→ WHAT TO WORK ON
Note each line of the listing that contains the string "formulaire", and copy it.

[Collected data]
┌──

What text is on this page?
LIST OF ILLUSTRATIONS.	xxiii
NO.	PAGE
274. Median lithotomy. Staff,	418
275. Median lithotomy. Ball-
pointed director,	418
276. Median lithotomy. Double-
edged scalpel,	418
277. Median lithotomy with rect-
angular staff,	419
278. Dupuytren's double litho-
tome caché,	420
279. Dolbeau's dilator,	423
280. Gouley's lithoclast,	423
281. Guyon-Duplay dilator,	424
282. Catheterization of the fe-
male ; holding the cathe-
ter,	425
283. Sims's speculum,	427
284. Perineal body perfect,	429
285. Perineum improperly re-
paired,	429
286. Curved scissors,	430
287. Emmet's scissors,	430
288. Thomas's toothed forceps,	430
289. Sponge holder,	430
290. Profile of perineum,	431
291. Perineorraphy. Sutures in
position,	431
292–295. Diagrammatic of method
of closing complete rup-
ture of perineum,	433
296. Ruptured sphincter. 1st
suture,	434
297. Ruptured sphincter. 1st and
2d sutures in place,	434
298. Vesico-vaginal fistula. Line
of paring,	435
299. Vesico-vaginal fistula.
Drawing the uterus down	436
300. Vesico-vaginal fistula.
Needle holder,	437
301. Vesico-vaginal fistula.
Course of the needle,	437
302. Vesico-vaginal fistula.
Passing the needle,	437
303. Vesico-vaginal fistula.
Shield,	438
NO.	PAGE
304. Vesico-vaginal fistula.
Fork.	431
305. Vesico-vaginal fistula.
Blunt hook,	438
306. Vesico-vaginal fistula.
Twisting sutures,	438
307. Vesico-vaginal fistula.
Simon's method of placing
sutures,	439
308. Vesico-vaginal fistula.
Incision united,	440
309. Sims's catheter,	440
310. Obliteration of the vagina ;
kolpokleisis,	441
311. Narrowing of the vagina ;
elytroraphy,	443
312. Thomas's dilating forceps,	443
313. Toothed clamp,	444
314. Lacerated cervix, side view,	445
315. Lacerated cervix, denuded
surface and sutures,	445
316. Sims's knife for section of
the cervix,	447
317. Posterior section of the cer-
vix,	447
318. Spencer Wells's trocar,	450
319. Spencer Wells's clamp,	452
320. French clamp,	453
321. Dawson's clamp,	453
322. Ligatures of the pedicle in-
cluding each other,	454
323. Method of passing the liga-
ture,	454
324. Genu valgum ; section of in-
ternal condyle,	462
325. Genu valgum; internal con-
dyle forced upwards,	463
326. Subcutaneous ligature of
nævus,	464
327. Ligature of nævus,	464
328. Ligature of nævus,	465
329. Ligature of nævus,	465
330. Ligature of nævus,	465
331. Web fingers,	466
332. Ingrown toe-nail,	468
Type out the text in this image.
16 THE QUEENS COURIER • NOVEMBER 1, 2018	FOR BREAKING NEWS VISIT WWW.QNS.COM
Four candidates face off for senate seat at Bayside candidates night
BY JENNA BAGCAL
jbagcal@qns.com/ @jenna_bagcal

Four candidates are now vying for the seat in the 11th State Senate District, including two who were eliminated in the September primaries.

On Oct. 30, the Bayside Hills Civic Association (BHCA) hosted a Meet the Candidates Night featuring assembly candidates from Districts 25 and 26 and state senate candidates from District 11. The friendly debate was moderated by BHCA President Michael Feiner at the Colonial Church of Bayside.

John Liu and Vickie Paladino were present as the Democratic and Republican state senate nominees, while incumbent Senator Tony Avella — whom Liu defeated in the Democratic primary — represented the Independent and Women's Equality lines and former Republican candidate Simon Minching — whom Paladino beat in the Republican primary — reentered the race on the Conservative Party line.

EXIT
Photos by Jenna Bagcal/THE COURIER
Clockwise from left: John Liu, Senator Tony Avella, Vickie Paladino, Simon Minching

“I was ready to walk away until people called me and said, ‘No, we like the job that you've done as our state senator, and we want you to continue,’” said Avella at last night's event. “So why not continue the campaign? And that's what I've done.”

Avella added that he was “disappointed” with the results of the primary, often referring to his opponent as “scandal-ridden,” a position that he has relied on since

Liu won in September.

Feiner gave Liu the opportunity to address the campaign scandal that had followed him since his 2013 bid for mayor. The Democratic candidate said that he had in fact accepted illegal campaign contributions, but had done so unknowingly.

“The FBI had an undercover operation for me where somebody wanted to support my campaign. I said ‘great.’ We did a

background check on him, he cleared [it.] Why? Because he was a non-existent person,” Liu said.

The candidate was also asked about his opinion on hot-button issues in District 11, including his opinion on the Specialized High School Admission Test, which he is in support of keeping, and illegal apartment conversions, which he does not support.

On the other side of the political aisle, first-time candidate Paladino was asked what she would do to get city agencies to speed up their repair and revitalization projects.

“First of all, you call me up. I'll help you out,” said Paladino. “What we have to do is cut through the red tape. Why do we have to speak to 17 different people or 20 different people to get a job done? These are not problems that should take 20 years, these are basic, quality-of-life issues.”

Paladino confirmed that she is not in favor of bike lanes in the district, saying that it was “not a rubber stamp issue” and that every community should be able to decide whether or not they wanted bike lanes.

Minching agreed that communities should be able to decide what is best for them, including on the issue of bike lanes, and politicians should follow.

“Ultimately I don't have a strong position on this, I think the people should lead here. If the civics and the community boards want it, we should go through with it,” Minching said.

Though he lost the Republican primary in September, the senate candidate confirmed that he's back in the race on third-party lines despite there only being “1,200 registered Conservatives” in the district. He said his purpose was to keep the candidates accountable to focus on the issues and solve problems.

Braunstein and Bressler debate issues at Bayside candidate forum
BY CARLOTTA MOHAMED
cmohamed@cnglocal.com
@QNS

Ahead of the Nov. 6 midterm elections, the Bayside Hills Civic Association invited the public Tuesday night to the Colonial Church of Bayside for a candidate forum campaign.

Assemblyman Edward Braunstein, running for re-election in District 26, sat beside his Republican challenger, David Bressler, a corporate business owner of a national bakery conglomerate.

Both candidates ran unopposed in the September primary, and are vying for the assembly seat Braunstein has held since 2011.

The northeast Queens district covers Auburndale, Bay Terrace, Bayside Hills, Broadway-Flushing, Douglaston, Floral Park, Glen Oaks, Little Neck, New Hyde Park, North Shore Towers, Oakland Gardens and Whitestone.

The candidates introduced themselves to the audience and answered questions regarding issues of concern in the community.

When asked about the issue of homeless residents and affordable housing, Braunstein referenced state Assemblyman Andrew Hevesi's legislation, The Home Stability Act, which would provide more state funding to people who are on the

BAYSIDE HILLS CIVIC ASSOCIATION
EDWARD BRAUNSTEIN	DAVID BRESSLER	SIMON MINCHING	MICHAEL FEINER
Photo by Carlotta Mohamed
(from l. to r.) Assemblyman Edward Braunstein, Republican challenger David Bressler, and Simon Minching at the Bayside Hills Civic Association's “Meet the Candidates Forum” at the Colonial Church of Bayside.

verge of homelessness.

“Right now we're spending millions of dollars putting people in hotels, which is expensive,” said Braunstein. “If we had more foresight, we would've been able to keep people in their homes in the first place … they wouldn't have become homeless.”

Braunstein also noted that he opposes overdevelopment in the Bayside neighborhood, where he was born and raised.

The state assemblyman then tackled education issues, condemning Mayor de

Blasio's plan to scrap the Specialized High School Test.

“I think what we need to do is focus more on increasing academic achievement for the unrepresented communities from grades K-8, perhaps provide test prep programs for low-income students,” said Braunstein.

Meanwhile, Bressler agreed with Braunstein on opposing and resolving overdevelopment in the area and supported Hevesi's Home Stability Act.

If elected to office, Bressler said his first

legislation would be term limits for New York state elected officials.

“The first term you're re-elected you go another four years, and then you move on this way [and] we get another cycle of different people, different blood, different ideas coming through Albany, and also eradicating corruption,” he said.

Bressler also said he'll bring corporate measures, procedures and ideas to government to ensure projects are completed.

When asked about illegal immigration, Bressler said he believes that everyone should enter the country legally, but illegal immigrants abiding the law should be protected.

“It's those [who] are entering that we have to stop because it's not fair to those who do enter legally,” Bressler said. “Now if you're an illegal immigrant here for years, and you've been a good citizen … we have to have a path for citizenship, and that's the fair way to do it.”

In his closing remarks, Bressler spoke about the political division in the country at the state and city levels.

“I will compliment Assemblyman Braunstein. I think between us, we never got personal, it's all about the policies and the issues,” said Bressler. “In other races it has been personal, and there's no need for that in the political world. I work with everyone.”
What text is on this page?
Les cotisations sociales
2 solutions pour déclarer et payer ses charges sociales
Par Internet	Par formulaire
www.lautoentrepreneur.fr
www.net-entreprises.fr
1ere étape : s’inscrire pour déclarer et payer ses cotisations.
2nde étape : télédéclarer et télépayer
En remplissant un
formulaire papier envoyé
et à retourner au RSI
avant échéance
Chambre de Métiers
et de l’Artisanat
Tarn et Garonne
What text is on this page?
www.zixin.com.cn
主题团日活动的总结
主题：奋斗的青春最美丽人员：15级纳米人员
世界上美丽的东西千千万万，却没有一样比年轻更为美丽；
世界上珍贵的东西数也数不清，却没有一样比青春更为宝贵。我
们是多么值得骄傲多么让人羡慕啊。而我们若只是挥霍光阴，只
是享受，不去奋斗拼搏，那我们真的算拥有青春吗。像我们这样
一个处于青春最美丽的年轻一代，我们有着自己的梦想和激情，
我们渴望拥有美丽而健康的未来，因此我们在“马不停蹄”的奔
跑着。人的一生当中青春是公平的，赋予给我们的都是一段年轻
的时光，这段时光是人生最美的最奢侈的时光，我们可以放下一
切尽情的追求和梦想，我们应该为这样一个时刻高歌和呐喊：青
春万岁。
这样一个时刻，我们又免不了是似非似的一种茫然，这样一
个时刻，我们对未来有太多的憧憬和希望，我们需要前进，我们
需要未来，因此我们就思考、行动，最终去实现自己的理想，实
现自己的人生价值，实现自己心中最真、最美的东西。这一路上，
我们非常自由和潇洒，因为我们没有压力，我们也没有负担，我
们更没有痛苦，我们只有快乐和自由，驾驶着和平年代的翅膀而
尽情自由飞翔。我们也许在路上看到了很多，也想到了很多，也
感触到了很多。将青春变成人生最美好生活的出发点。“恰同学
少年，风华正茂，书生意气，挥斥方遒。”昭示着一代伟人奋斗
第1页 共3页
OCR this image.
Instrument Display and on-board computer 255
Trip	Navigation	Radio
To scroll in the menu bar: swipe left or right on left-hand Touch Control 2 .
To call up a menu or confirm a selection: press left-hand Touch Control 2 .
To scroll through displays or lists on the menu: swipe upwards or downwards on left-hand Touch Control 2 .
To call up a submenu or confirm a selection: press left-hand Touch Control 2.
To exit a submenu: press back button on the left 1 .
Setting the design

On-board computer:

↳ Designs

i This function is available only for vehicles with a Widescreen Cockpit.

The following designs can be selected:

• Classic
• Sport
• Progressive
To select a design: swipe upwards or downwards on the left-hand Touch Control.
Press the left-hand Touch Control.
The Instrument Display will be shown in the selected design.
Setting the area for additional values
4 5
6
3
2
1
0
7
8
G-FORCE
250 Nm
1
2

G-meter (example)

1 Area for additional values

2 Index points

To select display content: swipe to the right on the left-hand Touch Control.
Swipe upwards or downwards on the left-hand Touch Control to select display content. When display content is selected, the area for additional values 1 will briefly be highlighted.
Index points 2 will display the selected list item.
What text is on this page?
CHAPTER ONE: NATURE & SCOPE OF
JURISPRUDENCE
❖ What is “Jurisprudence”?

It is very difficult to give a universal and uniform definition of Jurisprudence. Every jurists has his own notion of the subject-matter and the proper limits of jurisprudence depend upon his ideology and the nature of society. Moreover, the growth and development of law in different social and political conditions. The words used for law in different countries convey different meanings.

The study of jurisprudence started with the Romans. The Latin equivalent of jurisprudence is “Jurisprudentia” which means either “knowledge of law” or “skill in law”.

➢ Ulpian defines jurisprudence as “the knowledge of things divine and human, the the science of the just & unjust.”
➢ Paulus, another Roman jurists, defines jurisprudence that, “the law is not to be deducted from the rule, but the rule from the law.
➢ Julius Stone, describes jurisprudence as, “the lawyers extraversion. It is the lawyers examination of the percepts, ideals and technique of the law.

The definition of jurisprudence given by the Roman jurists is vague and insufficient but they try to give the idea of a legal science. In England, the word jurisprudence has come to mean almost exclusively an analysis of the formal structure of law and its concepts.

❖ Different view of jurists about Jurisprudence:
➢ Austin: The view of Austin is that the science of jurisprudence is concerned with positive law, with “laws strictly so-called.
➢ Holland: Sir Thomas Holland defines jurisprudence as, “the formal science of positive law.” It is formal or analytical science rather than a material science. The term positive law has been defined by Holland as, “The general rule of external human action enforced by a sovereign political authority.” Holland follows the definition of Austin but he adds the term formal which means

└──

→ THE REPLY
Par Internet	Par formulaire
formulaire papier envoyé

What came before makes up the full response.